== EXCERPT ==

But his panelists each declared themselves in the long-term camp.
Jeff Sonnenfeld, Associate Dean of the Yale School of Management, denounced hedge fund managers like Nelson Peltz, who targeted ex-DuPont chief Ellen Kullman, as "frat-boy bullies" who "make stuff up" in their "sleazy corporate campaigns."
Sonnenfeld said at UD that he was surprised, for once, to find himself in agreement with the other members of the panel. More often, Sonnenfeld is a lonely critic of what Wall Street investors call inevitable restructuring in the name of higher shareholder returns.
Sonnenfield denounced DuPont's former board (which included current CEO Edward Breen) as a "weak-kneed" group who "sold off their future" to gain "a slight bump in the stock price." He said hedge funds like Peltz's Trian "aren't accountable" to corporate boards, collect multimillions in fees but only disappointing profits for outside investors, and are prime examples of what Biden called "short-termism" that has "eaten (America's) seed capital."

===
== DATASET EXCERPTS ==

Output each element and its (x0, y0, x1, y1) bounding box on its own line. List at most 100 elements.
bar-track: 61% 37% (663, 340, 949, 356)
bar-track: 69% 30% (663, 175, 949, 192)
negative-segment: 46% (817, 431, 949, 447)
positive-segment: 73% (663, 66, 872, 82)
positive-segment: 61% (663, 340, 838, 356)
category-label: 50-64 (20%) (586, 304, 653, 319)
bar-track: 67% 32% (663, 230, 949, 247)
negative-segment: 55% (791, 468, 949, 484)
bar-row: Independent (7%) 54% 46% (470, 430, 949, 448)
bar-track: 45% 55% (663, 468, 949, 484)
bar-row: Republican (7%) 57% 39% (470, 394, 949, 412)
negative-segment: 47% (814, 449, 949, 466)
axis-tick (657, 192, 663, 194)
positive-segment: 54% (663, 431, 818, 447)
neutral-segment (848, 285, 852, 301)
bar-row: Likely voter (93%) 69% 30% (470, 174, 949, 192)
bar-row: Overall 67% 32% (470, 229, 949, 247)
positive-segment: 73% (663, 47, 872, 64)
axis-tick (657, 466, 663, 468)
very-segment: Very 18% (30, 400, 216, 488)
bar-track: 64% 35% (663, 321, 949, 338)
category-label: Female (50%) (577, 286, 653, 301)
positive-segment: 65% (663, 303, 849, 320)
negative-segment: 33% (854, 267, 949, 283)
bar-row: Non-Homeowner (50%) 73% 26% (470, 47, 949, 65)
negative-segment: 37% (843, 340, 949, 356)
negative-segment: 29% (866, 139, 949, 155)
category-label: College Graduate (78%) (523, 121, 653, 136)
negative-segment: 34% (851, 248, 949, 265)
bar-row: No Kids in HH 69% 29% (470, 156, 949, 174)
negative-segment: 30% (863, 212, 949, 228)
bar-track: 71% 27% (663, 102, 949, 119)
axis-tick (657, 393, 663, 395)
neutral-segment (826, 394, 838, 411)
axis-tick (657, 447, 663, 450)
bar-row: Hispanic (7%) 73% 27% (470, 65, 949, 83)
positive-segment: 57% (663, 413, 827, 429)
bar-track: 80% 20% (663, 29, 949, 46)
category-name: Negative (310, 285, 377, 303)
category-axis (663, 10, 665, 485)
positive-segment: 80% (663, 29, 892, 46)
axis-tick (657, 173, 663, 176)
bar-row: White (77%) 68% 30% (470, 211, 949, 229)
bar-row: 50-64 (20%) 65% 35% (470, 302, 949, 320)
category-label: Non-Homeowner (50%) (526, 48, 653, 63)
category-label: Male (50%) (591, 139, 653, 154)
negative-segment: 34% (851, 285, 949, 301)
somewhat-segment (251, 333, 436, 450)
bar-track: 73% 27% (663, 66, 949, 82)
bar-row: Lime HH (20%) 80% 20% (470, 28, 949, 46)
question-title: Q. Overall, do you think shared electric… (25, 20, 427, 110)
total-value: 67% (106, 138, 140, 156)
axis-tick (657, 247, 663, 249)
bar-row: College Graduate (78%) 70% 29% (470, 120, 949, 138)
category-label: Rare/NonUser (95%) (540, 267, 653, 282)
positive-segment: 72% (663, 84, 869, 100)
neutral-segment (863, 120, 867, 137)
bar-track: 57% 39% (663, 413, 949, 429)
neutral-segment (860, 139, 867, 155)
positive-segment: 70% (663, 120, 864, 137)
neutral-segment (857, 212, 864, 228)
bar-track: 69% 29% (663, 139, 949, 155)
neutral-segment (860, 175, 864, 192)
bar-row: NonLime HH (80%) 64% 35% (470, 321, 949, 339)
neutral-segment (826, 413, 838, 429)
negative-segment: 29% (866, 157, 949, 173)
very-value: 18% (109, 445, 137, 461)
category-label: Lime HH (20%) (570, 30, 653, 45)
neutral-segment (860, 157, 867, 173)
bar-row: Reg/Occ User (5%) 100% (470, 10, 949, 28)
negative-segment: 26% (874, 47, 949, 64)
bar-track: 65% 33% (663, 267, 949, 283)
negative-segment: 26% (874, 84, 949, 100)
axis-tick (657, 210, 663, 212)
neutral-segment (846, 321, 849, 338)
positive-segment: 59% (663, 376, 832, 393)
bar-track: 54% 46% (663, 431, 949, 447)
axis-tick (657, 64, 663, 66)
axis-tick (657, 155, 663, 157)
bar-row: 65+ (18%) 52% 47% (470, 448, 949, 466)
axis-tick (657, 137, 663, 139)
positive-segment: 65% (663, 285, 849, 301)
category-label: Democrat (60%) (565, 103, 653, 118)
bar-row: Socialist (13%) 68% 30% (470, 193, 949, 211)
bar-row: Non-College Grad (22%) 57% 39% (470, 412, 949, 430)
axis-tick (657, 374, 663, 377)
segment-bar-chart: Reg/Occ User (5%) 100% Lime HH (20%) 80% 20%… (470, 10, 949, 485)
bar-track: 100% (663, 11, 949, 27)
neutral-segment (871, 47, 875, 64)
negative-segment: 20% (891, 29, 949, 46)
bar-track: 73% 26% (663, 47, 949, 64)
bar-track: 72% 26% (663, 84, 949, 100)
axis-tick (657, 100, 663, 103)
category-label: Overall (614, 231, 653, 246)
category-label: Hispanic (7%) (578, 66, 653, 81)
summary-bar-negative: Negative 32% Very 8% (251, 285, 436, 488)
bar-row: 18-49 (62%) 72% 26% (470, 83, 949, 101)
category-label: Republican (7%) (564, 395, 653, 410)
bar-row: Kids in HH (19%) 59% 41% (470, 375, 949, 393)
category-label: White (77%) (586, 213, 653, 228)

===

QUESTIONS TO ANSWER:
1. Copy the DuPont panel passage word for word. Begin at the words "But his panelists" and stop after "higher shareholder returns.".
2. Proceed with the passage on Sonnenfeld's criticism of DuPont's board and hedge funds, picking up after its final sentence.

PER-TASK ANSWERS:
1.
But his panelists each declared themselves in the long-term camp.
Jeff Sonnenfeld, Associate Dean of the Yale School of Management, denounced hedge fund managers like Nelson Peltz, who targeted ex-DuPont chief Ellen Kullman, as "frat-boy bullies" who "make stuff up" in their "sleazy corporate campaigns."
Sonnenfeld said at UD that he was surprised, for once, to find himself in agreement with the other members of the panel. More often, Sonnenfeld is a lonely critic of what Wall Street investors call inevitable restructuring in the name of higher shareholder returns.

2.
When Sonnenfeld went on to declare that the DuPont board "lost their nerve" after just "two bad quarters" due to international circumstances beyond Kullman's control, Prof. Charles Elson, head of UD's Weinberg Corporate Governance Center, protested that the DuPont situation had been "a little more complicated." He warned against blaming hedge funds for all the problems with America's well-paid, but often underperforming, corporate management and boards that are too passive: "Hedge funds are a symptom."
Carsten Stendevad, the Danish former national pension manager who is now senior fellow of investment manager Bridgewater Associates, said studies have shown long-term investing works best -- and called investor pressure to boost quarterly earnings "a paradox." He said more corporate directors are "waking up."
Kip Tindell, cofounder and chairman of the Container Store, said his business required a "ten-year" approach to building clients and vendors. He expressed hope the "imperial CEOs" of unhappy memory are being replaced with "servant-leaders" at companies that apply "conscious capitalism," citing Costco, which pays employees far above retail scale, as an example of more durable management practices.
But all public companies are periodically liable to hedge-fund attacks, Tindell added: "All great companies see their prices fall by half over a decade. They're all vulnerable to this system."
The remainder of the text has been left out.